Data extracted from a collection
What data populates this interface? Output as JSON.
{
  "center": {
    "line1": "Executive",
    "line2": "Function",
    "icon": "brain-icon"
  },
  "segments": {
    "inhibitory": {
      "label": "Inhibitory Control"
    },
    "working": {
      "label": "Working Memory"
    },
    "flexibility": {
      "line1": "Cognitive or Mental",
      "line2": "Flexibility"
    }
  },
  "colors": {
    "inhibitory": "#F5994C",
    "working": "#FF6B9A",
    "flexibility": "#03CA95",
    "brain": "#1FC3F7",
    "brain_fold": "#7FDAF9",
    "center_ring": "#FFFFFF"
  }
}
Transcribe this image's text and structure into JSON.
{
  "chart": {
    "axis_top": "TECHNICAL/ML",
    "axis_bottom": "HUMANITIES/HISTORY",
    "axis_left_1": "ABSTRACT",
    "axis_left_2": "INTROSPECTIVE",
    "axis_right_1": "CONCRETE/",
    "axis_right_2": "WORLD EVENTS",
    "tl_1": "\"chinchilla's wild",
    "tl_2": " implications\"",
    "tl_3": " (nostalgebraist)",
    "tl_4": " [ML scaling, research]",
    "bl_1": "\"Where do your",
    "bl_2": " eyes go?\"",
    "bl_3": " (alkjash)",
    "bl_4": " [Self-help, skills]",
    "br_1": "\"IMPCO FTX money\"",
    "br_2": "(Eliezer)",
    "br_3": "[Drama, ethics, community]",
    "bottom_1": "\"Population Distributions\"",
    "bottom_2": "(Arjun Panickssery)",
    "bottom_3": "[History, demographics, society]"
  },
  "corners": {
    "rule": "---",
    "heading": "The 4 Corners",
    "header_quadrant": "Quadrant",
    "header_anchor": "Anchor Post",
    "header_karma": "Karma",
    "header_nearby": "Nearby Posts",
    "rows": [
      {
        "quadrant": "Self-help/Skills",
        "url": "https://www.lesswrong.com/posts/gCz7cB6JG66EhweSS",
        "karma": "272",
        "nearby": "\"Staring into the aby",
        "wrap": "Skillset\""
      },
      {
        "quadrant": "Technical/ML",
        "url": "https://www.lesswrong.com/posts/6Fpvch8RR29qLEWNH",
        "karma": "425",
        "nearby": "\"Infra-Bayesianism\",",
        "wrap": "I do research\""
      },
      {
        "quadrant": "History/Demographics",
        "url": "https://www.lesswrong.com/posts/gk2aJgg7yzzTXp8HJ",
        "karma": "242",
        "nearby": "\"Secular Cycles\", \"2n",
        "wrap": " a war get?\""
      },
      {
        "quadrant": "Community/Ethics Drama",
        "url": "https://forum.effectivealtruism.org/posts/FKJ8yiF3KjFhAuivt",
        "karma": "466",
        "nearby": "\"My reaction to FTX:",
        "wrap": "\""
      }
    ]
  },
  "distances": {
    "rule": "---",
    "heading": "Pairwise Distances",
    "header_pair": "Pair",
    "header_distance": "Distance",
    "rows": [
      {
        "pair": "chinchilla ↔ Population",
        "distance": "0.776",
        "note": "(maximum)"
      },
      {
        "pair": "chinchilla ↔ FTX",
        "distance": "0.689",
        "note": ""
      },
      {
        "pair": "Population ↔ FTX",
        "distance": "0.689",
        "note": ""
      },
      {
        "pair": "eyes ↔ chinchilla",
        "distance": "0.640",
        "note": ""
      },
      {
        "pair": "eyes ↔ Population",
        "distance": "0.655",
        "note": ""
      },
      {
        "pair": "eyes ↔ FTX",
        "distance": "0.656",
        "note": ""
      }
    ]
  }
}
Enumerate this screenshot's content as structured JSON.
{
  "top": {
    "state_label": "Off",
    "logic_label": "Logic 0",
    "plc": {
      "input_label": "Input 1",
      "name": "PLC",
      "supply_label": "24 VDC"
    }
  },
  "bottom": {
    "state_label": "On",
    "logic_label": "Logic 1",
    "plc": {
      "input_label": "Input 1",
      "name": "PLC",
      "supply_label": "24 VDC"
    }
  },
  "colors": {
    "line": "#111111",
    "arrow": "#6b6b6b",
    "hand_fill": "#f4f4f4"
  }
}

◆ WHAT IS BEING ASKED:
Only lines with the word "help" should be collected from the material.

◆ OUTPUT BELOW:
    "bl_4": " [Self-help, skills]",
        "quadrant": "Self-help/Skills",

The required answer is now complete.